### WORK TO DO
Go through the data below. Pull out every line that has the word "Educación".

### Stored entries
►

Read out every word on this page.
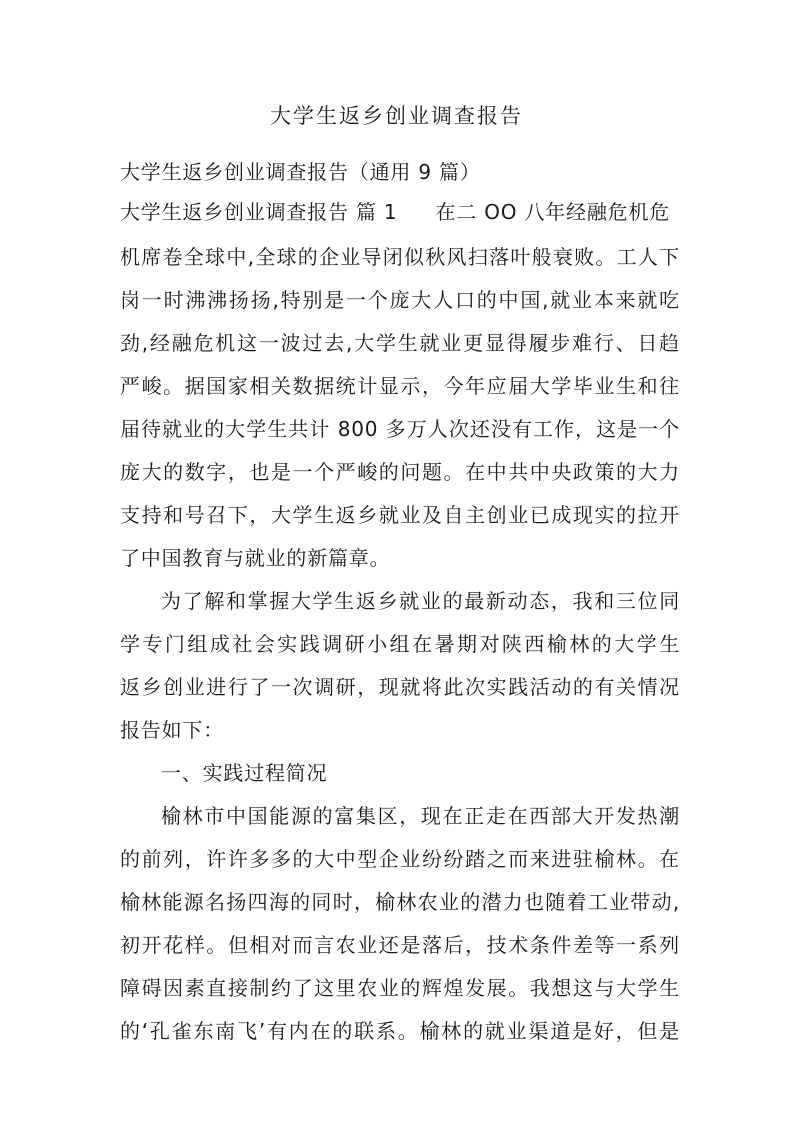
大学生返乡创业调查报告

大学生返乡创业调查报告（通用 9 篇）

大学生返乡创业调查报告 篇 1 在二 OO 八年经融危机危

机席卷全球中,全球的企业导闭似秋风扫落叶般衰败。工人下

岗一时沸沸扬扬,特别是一个庞大人口的中国,就业本来就吃

劲,经融危机这一波过去,大学生就业更显得履步难行、日趋

严峻。据国家相关数据统计显示，今年应届大学毕业生和往

届待就业的大学生共计 800 多万人次还没有工作，这是一个

庞大的数字，也是一个严峻的问题。在中共中央政策的大力

支持和号召下，大学生返乡就业及自主创业已成现实的拉开

了中国教育与就业的新篇章。

为了解和掌握大学生返乡就业的最新动态，我和三位同

学专门组成社会实践调研小组在暑期对陕西榆林的大学生

返乡创业进行了一次调研，现就将此次实践活动的有关情况

报告如下：

一、实践过程简况

榆林市中国能源的富集区，现在正走在西部大开发热潮

的前列，许许多多的大中型企业纷纷踏之而来进驻榆林。在

榆林能源名扬四海的同时，榆林农业的潜力也随着工业带动,

初开花样。但相对而言农业还是落后，技术条件差等一系列

障碍因素直接制约了这里农业的辉煌发展。我想这与大学生

的‘孔雀东南飞’有内在的联系。榆林的就业渠道是好，但是
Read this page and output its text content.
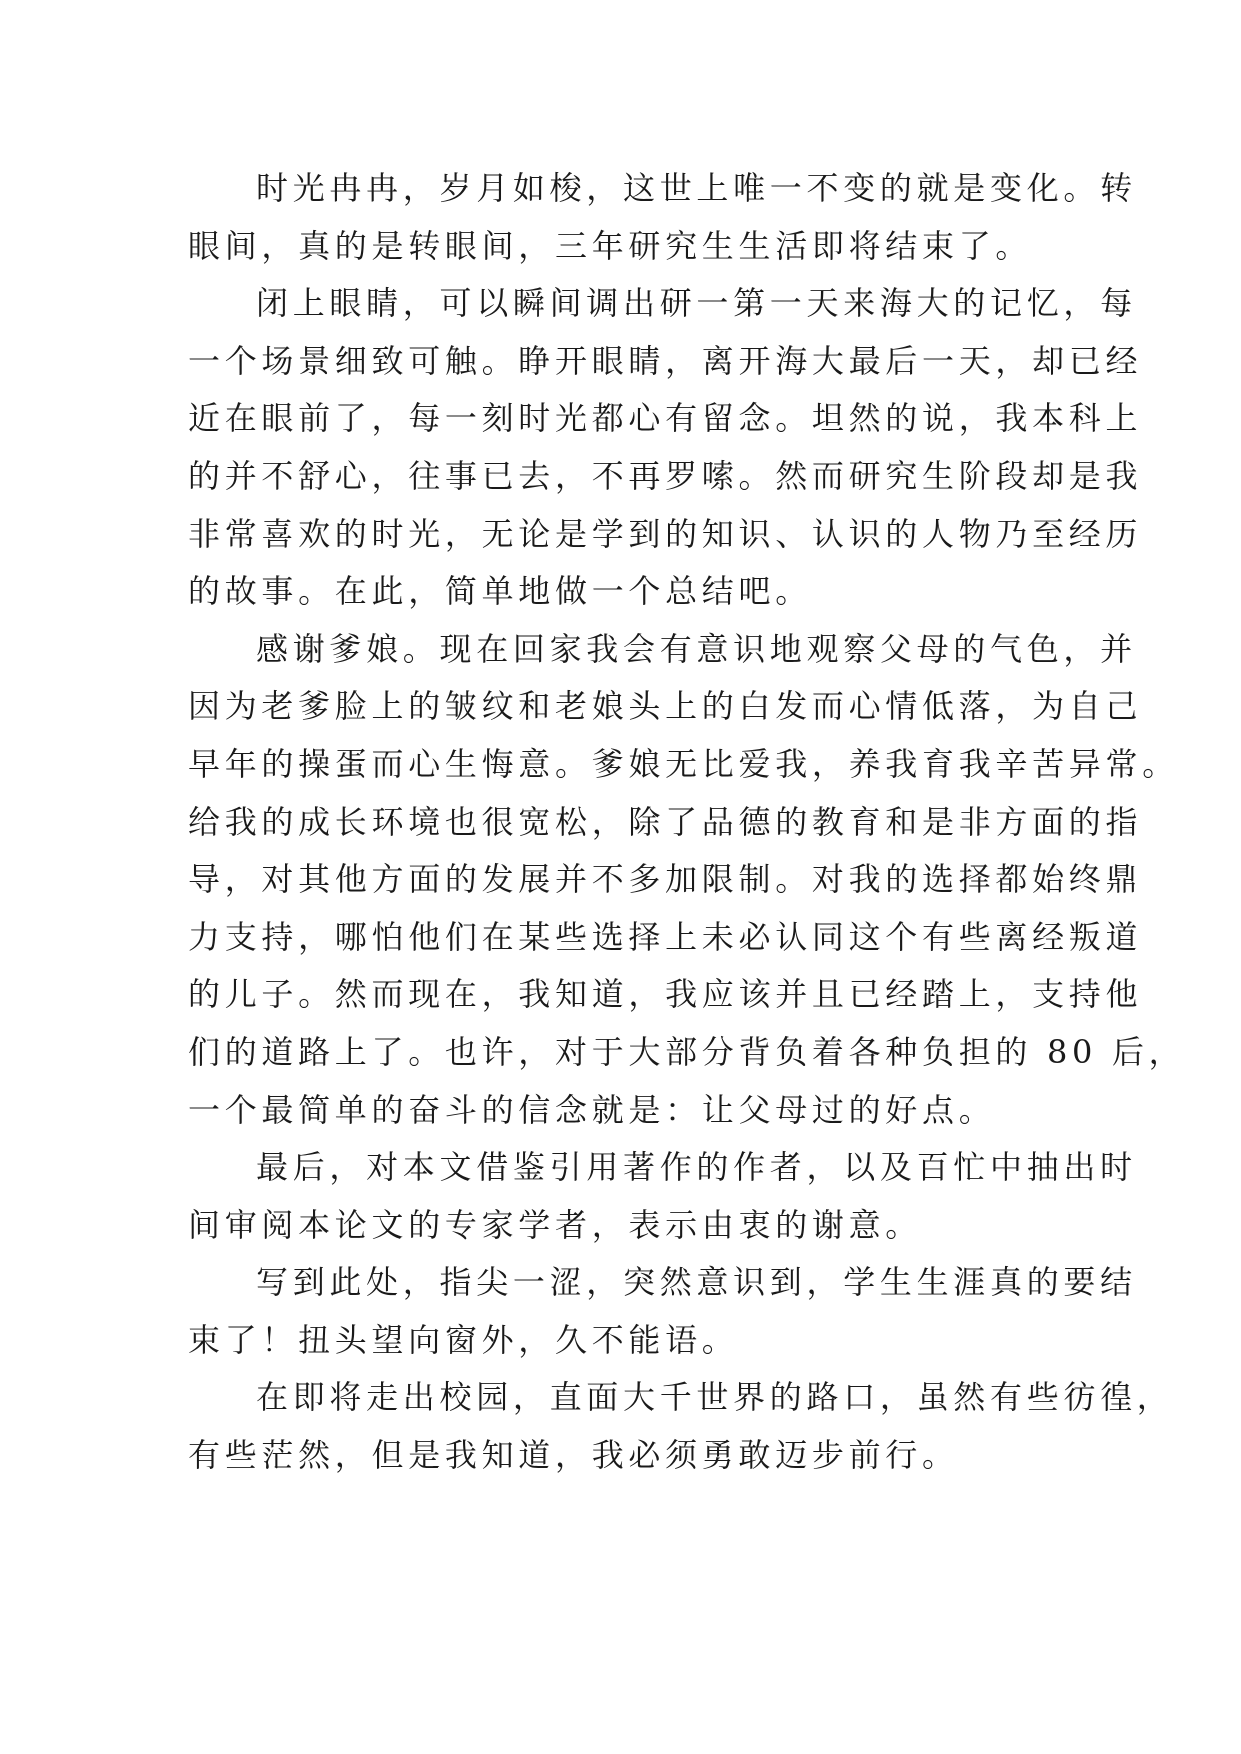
时光冉冉，岁月如梭，这世上唯一不变的就是变化。转
眼间，真的是转眼间，三年研究生生活即将结束了。
闭上眼睛，可以瞬间调出研一第一天来海大的记忆，每
一个场景细致可触。睁开眼睛，离开海大最后一天，却已经
近在眼前了，每一刻时光都心有留念。坦然的说，我本科上
的并不舒心，往事已去，不再罗嗦。然而研究生阶段却是我
非常喜欢的时光，无论是学到的知识、认识的人物乃至经历
的故事。在此，简单地做一个总结吧。
感谢爹娘。现在回家我会有意识地观察父母的气色，并
因为老爹脸上的皱纹和老娘头上的白发而心情低落，为自己
早年的操蛋而心生悔意。爹娘无比爱我，养我育我辛苦异常。
给我的成长环境也很宽松，除了品德的教育和是非方面的指
导，对其他方面的发展并不多加限制。对我的选择都始终鼎
力支持，哪怕他们在某些选择上未必认同这个有些离经叛道
的儿子。然而现在，我知道，我应该并且已经踏上，支持他
们的道路上了。也许，对于大部分背负着各种负担的 80 后，
一个最简单的奋斗的信念就是：让父母过的好点。
最后，对本文借鉴引用著作的作者，以及百忙中抽出时
间审阅本论文的专家学者，表示由衷的谢意。
写到此处，指尖一涩，突然意识到，学生生涯真的要结
束了！扭头望向窗外，久不能语。
在即将走出校园，直面大千世界的路口，虽然有些彷徨，
有些茫然，但是我知道，我必须勇敢迈步前行。
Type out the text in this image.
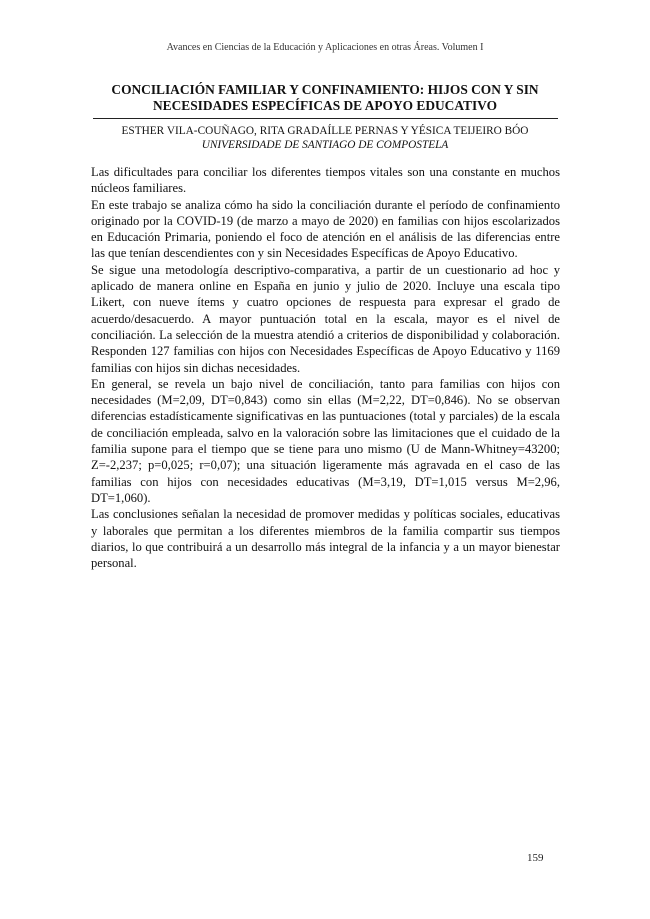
Avances en Ciencias de la Educación y Aplicaciones en otras Áreas. Volumen I
CONCILIACIÓN FAMILIAR Y CONFINAMIENTO: HIJOS CON Y SIN
NECESIDADES ESPECÍFICAS DE APOYO EDUCATIVO
ESTHER VILA-COUÑAGO, RITA GRADAÍLLE PERNAS Y YÉSICA TEIJEIRO BÓO
UNIVERSIDADE DE SANTIAGO DE COMPOSTELA

Las dificultades para conciliar los diferentes tiempos vitales son una constante en muchos núcleos familiares.

En este trabajo se analiza cómo ha sido la conciliación durante el período de confinamiento originado por la COVID-19 (de marzo a mayo de 2020) en familias con hijos escolarizados en Educación Primaria, poniendo el foco de atención en el análisis de las diferencias entre las que tenían descendientes con y sin Necesidades Específicas de Apoyo Educativo.

Se sigue una metodología descriptivo-comparativa, a partir de un cuestionario ad hoc y aplicado de manera online en España en junio y julio de 2020. Incluye una escala tipo Likert, con nueve ítems y cuatro opciones de respuesta para expresar el grado de acuerdo/desacuerdo. A mayor puntuación total en la escala, mayor es el nivel de conciliación. La selección de la muestra atendió a criterios de disponibilidad y colaboración. Responden 127 familias con hijos con Necesidades Específicas de Apoyo Educativo y 1169 familias con hijos sin dichas necesidades.

En general, se revela un bajo nivel de conciliación, tanto para familias con hijos con necesidades (M=2,09, DT=0,843) como sin ellas (M=2,22, DT=0,846). No se observan diferencias estadísticamente significativas en las puntuaciones (total y parciales) de la escala de conciliación empleada, salvo en la valoración sobre las limitaciones que el cuidado de la familia supone para el tiempo que se tiene para uno mismo (U de Mann-Whitney=43200; Z=-2,237; p=0,025; r=0,07); una situación ligeramente más agravada en el caso de las familias con hijos con necesidades educativas (M=3,19, DT=1,015 versus M=2,96, DT=1,060).

Las conclusiones señalan la necesidad de promover medidas y políticas sociales, educativas y laborales que permitan a los diferentes miembros de la familia compartir sus tiempos diarios, lo que contribuirá a un desarrollo más integral de la infancia y a un mayor bienestar personal.

159
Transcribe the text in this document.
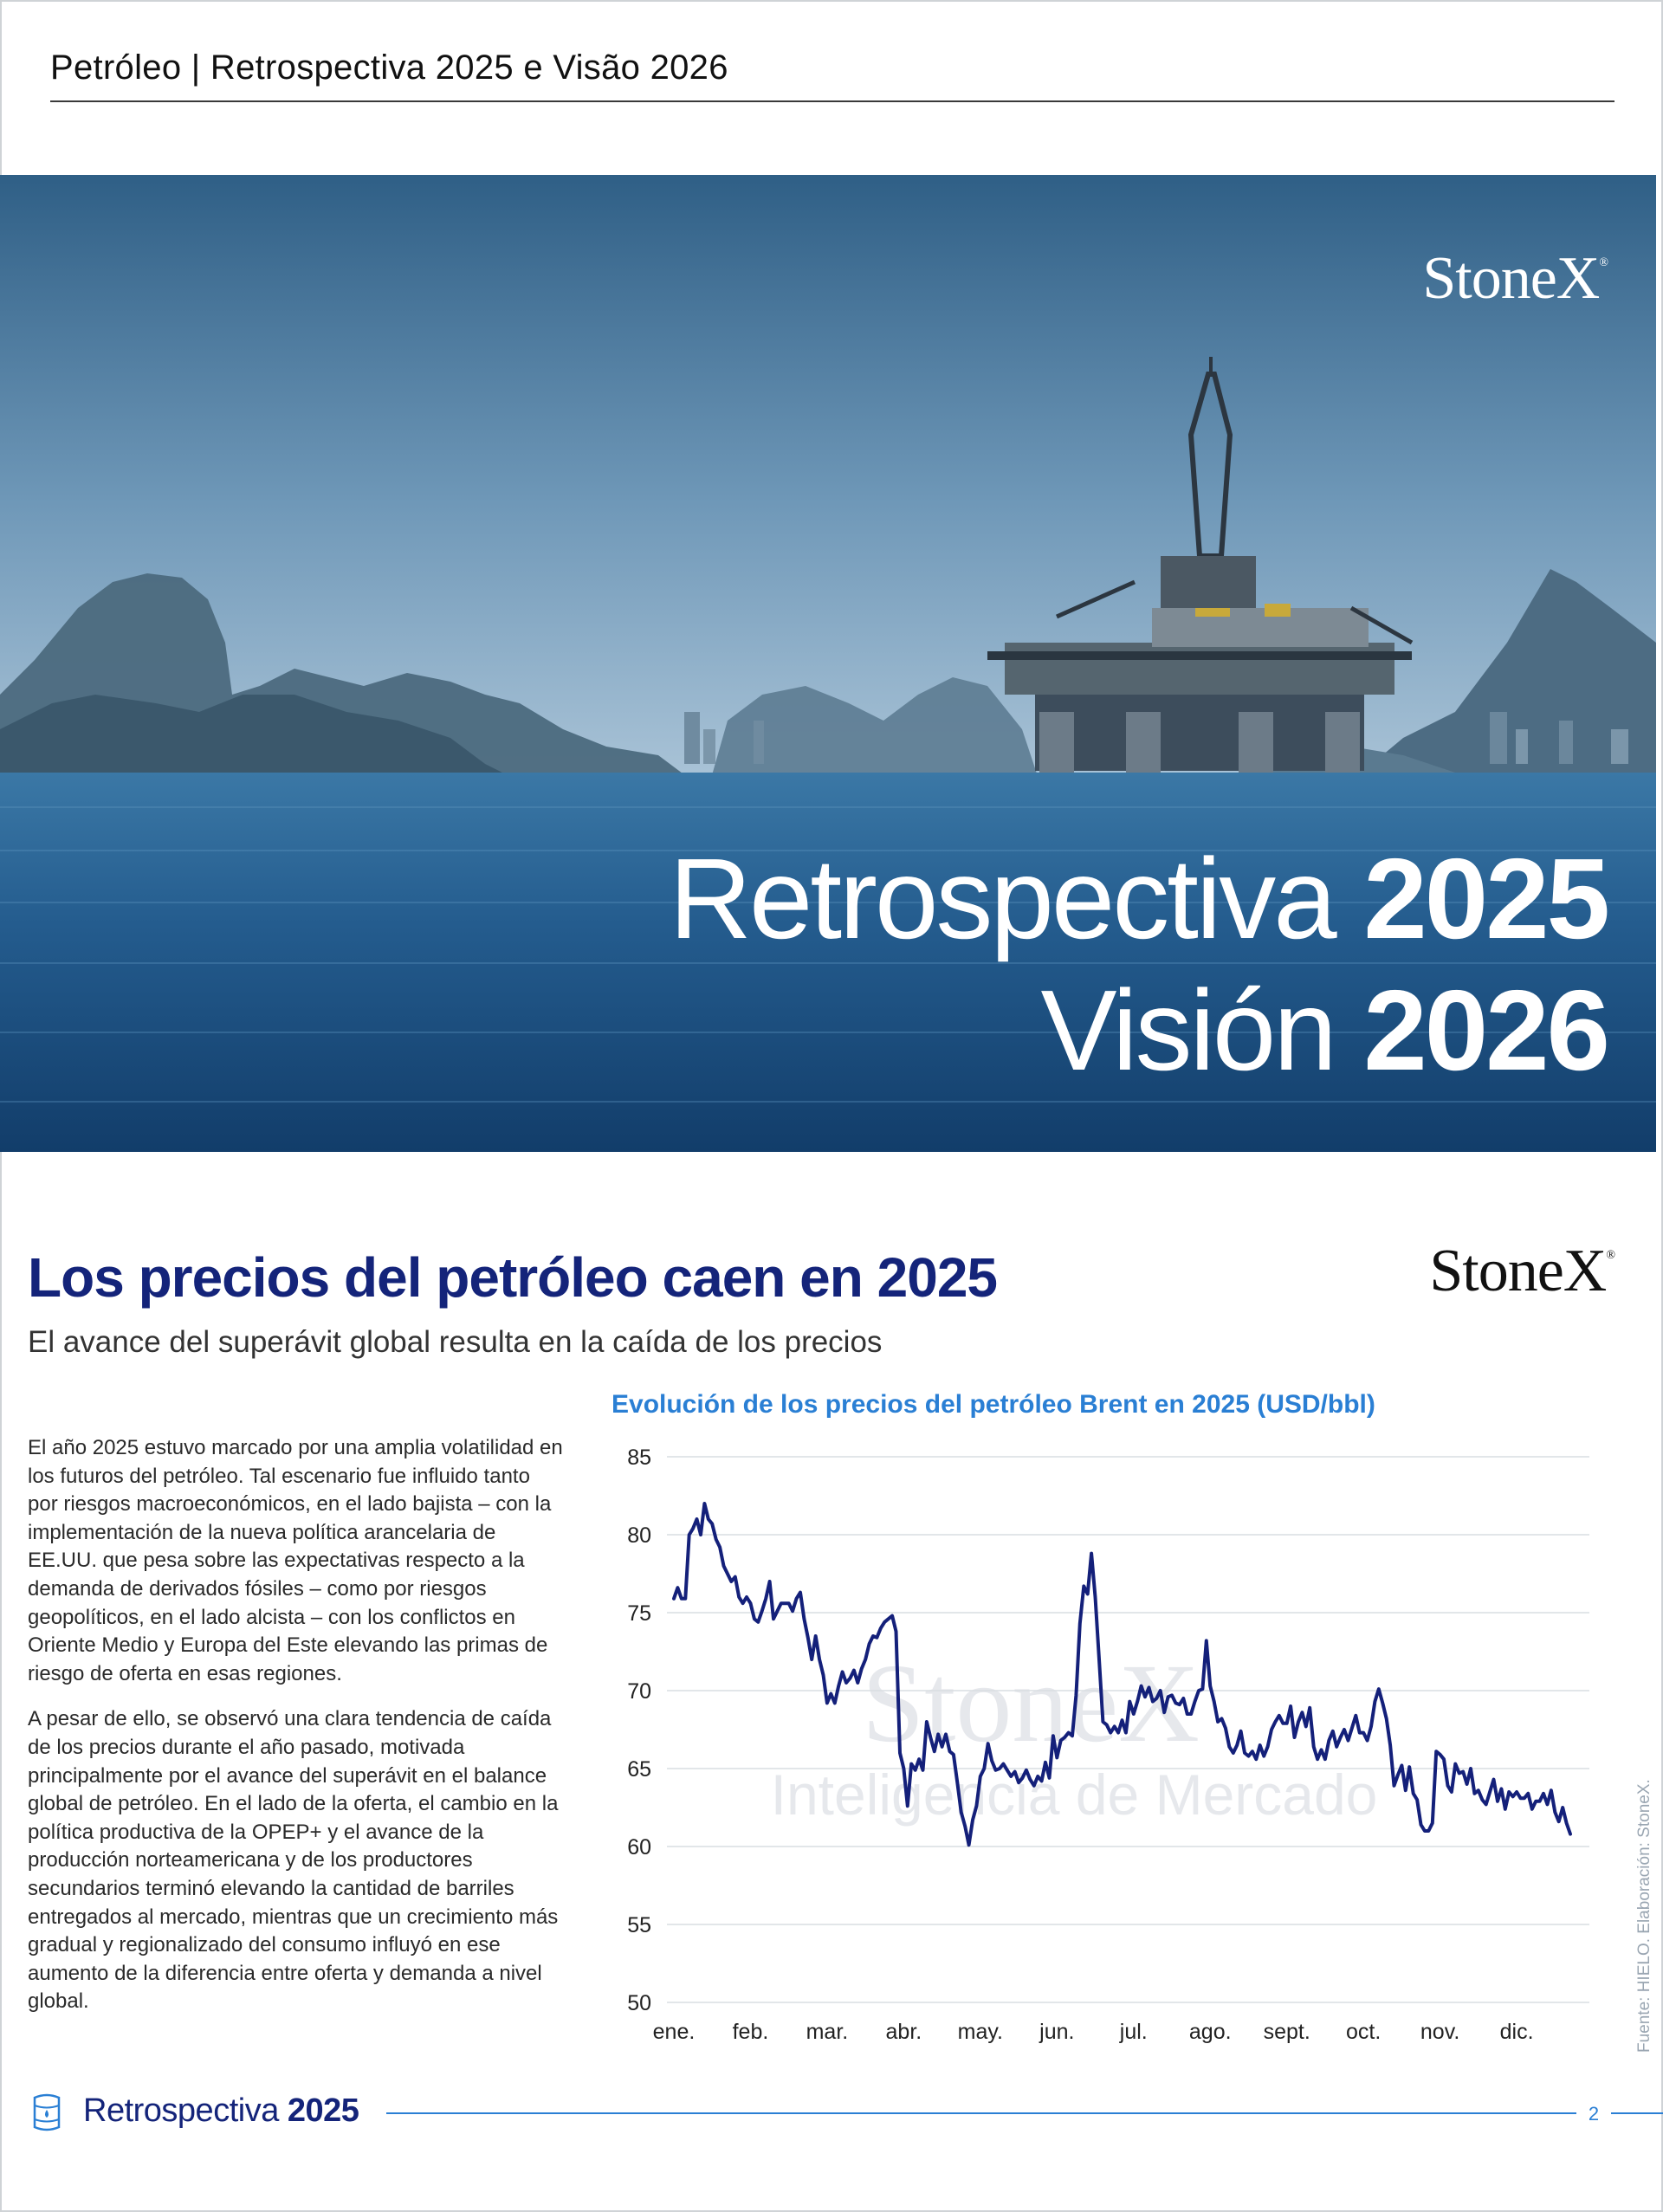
Petróleo | Retrospectiva 2025 e Visão 2026
StoneX®
Retrospectiva 2025
Visión 2026
Los precios del petróleo caen en 2025	StoneX®
El avance del superávit global resulta en la caída de los precios

El año 2025 estuvo marcado por una amplia volatilidad en los futuros del petróleo. Tal escenario fue influido tanto por riesgos macroeconómicos, en el lado bajista – con la implementación de la nueva política arancelaria de EE.UU. que pesa sobre las expectativas respecto a la demanda de derivados fósiles – como por riesgos geopolíticos, en el lado alcista – con los conflictos en Oriente Medio y Europa del Este elevando las primas de riesgo de oferta en esas regiones.

A pesar de ello, se observó una clara tendencia de caída de los precios durante el año pasado, motivada principalmente por el avance del superávit en el balance global de petróleo. En el lado de la oferta, el cambio en la política productiva de la OPEP+ y el avance de la producción norteamericana y de los productores secundarios terminó elevando la cantidad de barriles entregados al mercado, mientras que un crecimiento más gradual y regionalizado del consumo influyó en ese aumento de la diferencia entre oferta y demanda a nivel global.

Evolución de los precios del petróleo Brent en 2025 (USD/bbl)
StoneX
Inteligencia de Mercado
85
80
75
70
65
60
55
50
ene. feb. mar. abr. may. jun. jul. ago. sept. oct. nov. dic.	Fuente: HIELO. Elaboración: StoneX.
Retrospectiva 2025	2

◄

### REPLY
Avances en Ciencias de la Educación y Aplicaciones en otras Áreas. Volumen I
En este trabajo se analiza cómo ha sido la conciliación durante el período de confinamiento originado por la COVID-19 (de marzo a mayo de 2020) en familias con hijos escolarizados en Educación Primaria, poniendo el foco de atención en el análisis de las diferencias entre las que tenían descendientes con y sin Necesidades Específicas de Apoyo Educativo.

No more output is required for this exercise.